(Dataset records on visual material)
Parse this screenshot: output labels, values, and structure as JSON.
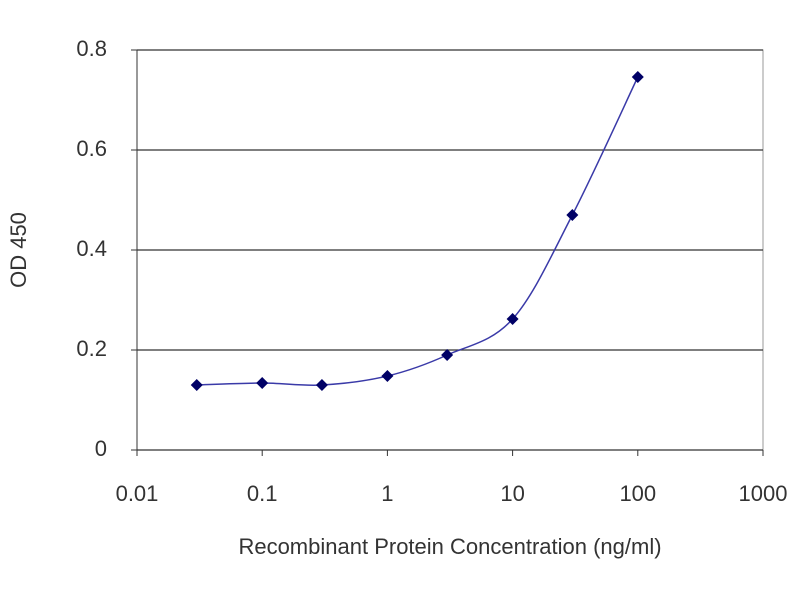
{
  "chart_data": {
    "type": "line",
    "x_label": "Recombinant Protein Concentration (ng/ml)",
    "y_label": "OD 450",
    "x": [
      0.03,
      0.1,
      0.3,
      1,
      3,
      10,
      30,
      100
    ],
    "values": [
      0.13,
      0.134,
      0.13,
      0.148,
      0.19,
      0.262,
      0.47,
      0.746
    ],
    "color": "#3a3aa8",
    "marker_color": "#000066",
    "xscale": "log",
    "smooth": true,
    "xlim": [
      0.01,
      1000
    ],
    "xticks": [
      0.01,
      0.1,
      1,
      10,
      100,
      1000
    ],
    "ylim": [
      0,
      0.8
    ],
    "yticks": [
      0,
      0.2,
      0.4,
      0.6,
      0.8
    ],
    "grid": true
  }
}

• [ASSIGNED TASK]:
What's needed is an exact copy of every entry, free of pictures.

• [RESULT]:
Parse this screenshot: output labels, values, and structure as JSON.
{
  "chart_data": {
    "type": "line",
    "x_label": "Recombinant Protein Concentration (ng/ml)",
    "y_label": "OD 450",
    "x": [
      0.03,
      0.1,
      0.3,
      1,
      3,
      10,
      30,
      100
    ],
    "values": [
      0.13,
      0.134,
      0.13,
      0.148,
      0.19,
      0.262,
      0.47,
      0.746
    ],
    "color": "#3a3aa8",
    "marker_color": "#000066",
    "xscale": "log",
    "smooth": true,
    "xlim": [
      0.01,
      1000
    ],
    "xticks": [
      0.01,
      0.1,
      1,
      10,
      100,
      1000
    ],
    "ylim": [
      0,
      0.8
    ],
    "yticks": [
      0,
      0.2,
      0.4,
      0.6,
      0.8
    ],
    "grid": true
  }
}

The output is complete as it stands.